DATA SUPPLIED »
..............................
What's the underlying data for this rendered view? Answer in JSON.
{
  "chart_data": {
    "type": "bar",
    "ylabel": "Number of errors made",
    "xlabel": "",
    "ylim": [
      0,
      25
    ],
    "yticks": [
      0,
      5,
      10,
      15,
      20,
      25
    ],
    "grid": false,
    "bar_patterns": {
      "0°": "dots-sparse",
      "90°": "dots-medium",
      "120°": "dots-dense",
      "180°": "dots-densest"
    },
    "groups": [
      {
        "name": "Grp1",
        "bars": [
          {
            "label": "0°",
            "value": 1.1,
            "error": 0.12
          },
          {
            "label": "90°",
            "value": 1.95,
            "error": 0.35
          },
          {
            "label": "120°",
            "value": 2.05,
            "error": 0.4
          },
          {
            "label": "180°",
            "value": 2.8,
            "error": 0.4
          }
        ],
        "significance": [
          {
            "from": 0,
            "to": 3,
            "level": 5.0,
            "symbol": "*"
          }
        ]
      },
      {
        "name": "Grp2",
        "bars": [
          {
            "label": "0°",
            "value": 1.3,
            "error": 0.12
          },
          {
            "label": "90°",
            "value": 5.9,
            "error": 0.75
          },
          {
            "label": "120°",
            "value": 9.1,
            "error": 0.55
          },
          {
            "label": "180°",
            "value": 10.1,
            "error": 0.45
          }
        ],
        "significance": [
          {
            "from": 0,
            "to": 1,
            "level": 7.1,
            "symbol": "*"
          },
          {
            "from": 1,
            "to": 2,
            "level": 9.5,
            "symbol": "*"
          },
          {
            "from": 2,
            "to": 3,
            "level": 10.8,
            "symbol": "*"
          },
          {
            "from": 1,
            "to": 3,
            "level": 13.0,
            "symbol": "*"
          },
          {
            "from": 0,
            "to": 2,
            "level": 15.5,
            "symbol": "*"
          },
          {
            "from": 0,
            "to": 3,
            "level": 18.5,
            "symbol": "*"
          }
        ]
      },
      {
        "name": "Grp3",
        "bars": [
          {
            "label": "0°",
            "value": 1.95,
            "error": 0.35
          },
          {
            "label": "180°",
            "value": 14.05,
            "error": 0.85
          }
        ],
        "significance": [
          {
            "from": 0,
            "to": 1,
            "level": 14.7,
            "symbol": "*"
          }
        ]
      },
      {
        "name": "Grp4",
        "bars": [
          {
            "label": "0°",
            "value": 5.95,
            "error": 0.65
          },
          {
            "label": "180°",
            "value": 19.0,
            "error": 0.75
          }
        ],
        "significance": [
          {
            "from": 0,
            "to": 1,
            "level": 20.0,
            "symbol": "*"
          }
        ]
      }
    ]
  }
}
..............................
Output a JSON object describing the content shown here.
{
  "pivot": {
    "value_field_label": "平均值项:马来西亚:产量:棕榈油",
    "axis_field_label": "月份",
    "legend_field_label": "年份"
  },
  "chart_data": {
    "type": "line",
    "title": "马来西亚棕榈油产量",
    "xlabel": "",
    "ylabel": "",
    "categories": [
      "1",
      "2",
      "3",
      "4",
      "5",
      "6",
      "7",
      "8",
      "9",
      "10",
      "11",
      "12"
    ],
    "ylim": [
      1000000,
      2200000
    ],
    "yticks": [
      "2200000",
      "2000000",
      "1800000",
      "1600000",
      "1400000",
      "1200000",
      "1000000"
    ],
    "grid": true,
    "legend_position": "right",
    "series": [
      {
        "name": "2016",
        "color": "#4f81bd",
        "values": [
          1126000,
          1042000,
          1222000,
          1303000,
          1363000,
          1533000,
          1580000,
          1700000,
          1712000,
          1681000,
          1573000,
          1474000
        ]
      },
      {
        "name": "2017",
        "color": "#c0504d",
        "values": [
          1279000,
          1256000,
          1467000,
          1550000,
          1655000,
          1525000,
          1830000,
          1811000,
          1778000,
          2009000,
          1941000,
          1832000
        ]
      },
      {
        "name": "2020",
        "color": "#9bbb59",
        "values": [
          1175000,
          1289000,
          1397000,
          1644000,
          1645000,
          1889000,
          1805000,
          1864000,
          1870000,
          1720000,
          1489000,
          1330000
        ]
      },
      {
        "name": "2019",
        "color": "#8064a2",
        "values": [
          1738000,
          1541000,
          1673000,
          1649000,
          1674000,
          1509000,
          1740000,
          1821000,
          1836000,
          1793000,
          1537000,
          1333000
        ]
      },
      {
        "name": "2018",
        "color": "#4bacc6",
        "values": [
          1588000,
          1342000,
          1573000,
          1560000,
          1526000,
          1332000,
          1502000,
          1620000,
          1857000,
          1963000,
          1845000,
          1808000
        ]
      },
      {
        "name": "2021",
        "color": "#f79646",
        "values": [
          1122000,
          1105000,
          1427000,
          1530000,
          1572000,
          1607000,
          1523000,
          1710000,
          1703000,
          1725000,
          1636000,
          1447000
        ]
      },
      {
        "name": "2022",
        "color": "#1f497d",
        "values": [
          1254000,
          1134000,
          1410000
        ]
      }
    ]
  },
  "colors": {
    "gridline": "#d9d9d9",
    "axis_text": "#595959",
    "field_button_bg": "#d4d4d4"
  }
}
..............................
GIVEN INSTRUCTION » Find and copy each line above that includes the string "JSON".

SOLUTION FOR THIS TASK »
What's the underlying data for this rendered view? Answer in JSON.
Output a JSON object describing the content shown here.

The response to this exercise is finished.